▸ **Work to do**
Isolate every line in the records below with "practical" in it.

▸ **Stored records**
•••••
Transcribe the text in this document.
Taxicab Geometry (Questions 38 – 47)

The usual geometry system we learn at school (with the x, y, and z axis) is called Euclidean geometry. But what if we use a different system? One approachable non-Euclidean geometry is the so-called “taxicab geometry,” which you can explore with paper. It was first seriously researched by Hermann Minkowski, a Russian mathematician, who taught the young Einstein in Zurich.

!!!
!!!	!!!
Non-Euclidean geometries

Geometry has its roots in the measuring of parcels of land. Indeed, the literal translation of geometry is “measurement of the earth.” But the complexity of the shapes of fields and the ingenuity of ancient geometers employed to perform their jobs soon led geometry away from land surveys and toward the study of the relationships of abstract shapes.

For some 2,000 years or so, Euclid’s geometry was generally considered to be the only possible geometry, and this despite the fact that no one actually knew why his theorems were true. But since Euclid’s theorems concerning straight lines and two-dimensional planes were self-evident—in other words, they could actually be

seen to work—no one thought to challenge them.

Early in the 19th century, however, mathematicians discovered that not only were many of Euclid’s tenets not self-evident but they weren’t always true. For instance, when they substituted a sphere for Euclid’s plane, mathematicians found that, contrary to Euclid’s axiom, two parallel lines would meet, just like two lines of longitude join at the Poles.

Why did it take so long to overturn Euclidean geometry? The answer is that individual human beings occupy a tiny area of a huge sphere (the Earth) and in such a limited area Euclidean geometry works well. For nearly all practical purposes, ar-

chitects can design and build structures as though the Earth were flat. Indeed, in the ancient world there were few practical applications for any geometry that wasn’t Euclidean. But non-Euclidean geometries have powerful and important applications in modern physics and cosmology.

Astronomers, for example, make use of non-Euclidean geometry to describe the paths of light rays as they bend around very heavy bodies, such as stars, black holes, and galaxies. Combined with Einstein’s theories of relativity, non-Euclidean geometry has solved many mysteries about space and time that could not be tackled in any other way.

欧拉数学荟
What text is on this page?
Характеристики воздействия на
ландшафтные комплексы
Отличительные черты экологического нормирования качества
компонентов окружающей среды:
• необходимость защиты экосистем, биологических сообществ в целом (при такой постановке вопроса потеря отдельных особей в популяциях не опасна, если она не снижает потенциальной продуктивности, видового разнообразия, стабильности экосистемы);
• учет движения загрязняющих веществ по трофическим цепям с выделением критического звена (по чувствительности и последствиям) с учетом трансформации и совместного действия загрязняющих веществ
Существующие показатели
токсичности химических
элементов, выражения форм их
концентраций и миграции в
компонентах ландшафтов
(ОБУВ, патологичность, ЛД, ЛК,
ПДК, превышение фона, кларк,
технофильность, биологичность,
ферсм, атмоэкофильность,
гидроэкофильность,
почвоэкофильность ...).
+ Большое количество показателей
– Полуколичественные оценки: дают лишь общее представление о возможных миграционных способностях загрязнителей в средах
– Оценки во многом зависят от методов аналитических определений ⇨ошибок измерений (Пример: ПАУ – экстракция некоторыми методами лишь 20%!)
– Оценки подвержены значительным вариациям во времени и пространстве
•••••
▸ **Correct response**
Why did it take so long to overturn Euclidean geometry? The answer is that individual human beings occupy a tiny area of a huge sphere (the Earth) and in such a limited area Euclidean geometry works well. For nearly all practical purposes, ar-
chitects can design and build structures as though the Earth were flat. Indeed, in the ancient world there were few practical applications for any geometry that wasn’t Euclidean. But non-Euclidean geometries have powerful and important applications in modern physics and cosmology.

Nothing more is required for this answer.